OBJECTIVE: Write out every line below that includes the word "salmo".

DATA LISTING:
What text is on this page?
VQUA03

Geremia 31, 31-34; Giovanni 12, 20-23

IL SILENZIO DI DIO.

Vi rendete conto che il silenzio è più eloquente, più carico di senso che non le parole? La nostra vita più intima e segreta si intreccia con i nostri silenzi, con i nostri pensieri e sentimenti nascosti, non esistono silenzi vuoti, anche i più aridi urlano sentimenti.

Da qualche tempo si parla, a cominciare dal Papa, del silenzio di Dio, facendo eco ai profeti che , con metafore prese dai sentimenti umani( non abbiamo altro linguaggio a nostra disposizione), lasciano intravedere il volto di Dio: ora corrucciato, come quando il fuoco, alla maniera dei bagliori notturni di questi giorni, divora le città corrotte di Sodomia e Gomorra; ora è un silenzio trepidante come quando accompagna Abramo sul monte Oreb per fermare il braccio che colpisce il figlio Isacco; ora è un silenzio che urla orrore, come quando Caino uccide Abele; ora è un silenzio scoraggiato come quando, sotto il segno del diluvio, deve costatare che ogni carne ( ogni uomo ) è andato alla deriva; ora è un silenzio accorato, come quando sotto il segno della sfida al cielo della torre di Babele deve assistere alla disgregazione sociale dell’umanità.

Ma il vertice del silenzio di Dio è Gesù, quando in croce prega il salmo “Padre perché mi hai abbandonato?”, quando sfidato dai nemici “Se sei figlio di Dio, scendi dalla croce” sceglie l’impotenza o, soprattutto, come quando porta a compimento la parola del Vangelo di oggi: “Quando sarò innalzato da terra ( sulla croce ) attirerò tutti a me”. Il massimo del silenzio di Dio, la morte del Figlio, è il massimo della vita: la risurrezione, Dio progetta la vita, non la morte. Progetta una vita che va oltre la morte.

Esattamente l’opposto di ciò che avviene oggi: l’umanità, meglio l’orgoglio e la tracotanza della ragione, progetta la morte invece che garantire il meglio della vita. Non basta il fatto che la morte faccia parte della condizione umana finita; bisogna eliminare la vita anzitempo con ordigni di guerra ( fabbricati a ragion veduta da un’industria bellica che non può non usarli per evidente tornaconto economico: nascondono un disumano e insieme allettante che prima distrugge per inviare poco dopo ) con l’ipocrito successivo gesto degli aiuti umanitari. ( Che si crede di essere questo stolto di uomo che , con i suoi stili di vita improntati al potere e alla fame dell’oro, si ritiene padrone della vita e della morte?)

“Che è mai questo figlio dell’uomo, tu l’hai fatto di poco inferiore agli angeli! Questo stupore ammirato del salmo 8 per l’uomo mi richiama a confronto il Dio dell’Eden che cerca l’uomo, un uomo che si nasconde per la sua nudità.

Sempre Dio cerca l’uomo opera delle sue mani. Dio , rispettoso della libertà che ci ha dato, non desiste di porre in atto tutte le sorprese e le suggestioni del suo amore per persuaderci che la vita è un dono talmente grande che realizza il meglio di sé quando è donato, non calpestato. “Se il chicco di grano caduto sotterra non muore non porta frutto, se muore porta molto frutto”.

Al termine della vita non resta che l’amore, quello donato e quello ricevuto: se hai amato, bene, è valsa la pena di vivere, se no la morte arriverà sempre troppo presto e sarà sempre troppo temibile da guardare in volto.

TASK RESPONSE:
Ma il vertice del silenzio di Dio è Gesù, quando in croce prega il salmo “Padre perché mi hai abbandonato?”, quando sfidato dai nemici “Se sei figlio di Dio, scendi dalla croce” sceglie l’impotenza o, soprattutto, come quando porta a compimento la parola del Vangelo di oggi: “Quando sarò innalzato da terra ( sulla croce ) attirerò tutti a me”. Il massimo del silenzio di Dio, la morte del Figlio, è il massimo della vita: la risurrezione, Dio progetta la vita, non la morte. Progetta una vita che va oltre la morte.
“Che è mai questo figlio dell’uomo, tu l’hai fatto di poco inferiore agli angeli! Questo stupore ammirato del salmo 8 per l’uomo mi richiama a confronto il Dio dell’Eden che cerca l’uomo, un uomo che si nasconde per la sua nudità.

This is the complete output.